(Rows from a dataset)
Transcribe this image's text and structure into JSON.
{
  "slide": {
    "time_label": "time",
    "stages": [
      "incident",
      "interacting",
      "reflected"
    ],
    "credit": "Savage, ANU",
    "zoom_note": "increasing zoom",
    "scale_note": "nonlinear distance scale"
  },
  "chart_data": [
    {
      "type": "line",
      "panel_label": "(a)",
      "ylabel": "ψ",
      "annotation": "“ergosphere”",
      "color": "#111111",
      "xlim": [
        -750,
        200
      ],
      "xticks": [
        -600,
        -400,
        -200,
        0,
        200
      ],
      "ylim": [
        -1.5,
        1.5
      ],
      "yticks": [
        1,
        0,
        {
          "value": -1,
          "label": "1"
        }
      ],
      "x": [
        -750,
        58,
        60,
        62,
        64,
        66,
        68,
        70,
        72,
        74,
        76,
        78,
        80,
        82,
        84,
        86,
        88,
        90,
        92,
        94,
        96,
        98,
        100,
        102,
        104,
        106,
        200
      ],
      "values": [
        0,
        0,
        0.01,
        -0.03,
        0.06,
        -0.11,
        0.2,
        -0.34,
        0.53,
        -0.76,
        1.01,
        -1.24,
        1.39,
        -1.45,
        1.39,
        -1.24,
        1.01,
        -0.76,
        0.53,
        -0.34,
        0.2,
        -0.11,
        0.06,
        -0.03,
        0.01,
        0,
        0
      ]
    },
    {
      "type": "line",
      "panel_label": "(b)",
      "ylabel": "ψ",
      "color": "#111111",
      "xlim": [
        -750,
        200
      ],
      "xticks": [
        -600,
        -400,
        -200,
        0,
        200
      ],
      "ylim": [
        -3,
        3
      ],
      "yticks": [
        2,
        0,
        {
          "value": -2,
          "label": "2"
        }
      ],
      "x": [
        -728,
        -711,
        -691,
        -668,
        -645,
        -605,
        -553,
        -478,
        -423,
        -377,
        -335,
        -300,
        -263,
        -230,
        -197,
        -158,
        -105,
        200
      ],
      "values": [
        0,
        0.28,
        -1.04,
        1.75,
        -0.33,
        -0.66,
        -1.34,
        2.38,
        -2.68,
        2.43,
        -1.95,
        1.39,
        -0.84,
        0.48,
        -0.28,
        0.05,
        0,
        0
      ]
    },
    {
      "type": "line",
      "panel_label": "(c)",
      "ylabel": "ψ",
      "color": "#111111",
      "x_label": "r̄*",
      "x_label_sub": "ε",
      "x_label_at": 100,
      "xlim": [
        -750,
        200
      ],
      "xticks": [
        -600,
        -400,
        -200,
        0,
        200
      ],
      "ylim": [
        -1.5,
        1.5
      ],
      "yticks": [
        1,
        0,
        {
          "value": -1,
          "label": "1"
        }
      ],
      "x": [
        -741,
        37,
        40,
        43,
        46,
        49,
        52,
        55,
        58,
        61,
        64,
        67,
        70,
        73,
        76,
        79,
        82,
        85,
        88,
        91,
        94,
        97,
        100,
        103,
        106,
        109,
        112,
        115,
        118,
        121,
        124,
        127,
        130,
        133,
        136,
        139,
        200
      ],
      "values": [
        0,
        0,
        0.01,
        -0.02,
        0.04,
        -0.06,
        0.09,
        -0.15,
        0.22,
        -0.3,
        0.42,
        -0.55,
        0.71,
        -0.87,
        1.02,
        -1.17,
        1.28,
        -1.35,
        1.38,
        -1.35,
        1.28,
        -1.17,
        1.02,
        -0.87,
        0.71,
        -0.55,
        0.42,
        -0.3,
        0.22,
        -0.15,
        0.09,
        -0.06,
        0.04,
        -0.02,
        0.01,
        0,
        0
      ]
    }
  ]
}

**TASK STATEMENT:** Exactly as written, please output every entry.

**COMPLETE RESPONSE:**
Transcribe this image's text and structure into JSON.
{
  "slide": {
    "time_label": "time",
    "stages": [
      "incident",
      "interacting",
      "reflected"
    ],
    "credit": "Savage, ANU",
    "zoom_note": "increasing zoom",
    "scale_note": "nonlinear distance scale"
  },
  "chart_data": [
    {
      "type": "line",
      "panel_label": "(a)",
      "ylabel": "ψ",
      "annotation": "“ergosphere”",
      "color": "#111111",
      "xlim": [
        -750,
        200
      ],
      "xticks": [
        -600,
        -400,
        -200,
        0,
        200
      ],
      "ylim": [
        -1.5,
        1.5
      ],
      "yticks": [
        1,
        0,
        {
          "value": -1,
          "label": "1"
        }
      ],
      "x": [
        -750,
        58,
        60,
        62,
        64,
        66,
        68,
        70,
        72,
        74,
        76,
        78,
        80,
        82,
        84,
        86,
        88,
        90,
        92,
        94,
        96,
        98,
        100,
        102,
        104,
        106,
        200
      ],
      "values": [
        0,
        0,
        0.01,
        -0.03,
        0.06,
        -0.11,
        0.2,
        -0.34,
        0.53,
        -0.76,
        1.01,
        -1.24,
        1.39,
        -1.45,
        1.39,
        -1.24,
        1.01,
        -0.76,
        0.53,
        -0.34,
        0.2,
        -0.11,
        0.06,
        -0.03,
        0.01,
        0,
        0
      ]
    },
    {
      "type": "line",
      "panel_label": "(b)",
      "ylabel": "ψ",
      "color": "#111111",
      "xlim": [
        -750,
        200
      ],
      "xticks": [
        -600,
        -400,
        -200,
        0,
        200
      ],
      "ylim": [
        -3,
        3
      ],
      "yticks": [
        2,
        0,
        {
          "value": -2,
          "label": "2"
        }
      ],
      "x": [
        -728,
        -711,
        -691,
        -668,
        -645,
        -605,
        -553,
        -478,
        -423,
        -377,
        -335,
        -300,
        -263,
        -230,
        -197,
        -158,
        -105,
        200
      ],
      "values": [
        0,
        0.28,
        -1.04,
        1.75,
        -0.33,
        -0.66,
        -1.34,
        2.38,
        -2.68,
        2.43,
        -1.95,
        1.39,
        -0.84,
        0.48,
        -0.28,
        0.05,
        0,
        0
      ]
    },
    {
      "type": "line",
      "panel_label": "(c)",
      "ylabel": "ψ",
      "color": "#111111",
      "x_label": "r̄*",
      "x_label_sub": "ε",
      "x_label_at": 100,
      "xlim": [
        -750,
        200
      ],
      "xticks": [
        -600,
        -400,
        -200,
        0,
        200
      ],
      "ylim": [
        -1.5,
        1.5
      ],
      "yticks": [
        1,
        0,
        {
          "value": -1,
          "label": "1"
        }
      ],
      "x": [
        -741,
        37,
        40,
        43,
        46,
        49,
        52,
        55,
        58,
        61,
        64,
        67,
        70,
        73,
        76,
        79,
        82,
        85,
        88,
        91,
        94,
        97,
        100,
        103,
        106,
        109,
        112,
        115,
        118,
        121,
        124,
        127,
        130,
        133,
        136,
        139,
        200
      ],
      "values": [
        0,
        0,
        0.01,
        -0.02,
        0.04,
        -0.06,
        0.09,
        -0.15,
        0.22,
        -0.3,
        0.42,
        -0.55,
        0.71,
        -0.87,
        1.02,
        -1.17,
        1.28,
        -1.35,
        1.38,
        -1.35,
        1.28,
        -1.17,
        1.02,
        -0.87,
        0.71,
        -0.55,
        0.42,
        -0.3,
        0.22,
        -0.15,
        0.09,
        -0.06,
        0.04,
        -0.02,
        0.01,
        0,
        0
      ]
    }
  ]
}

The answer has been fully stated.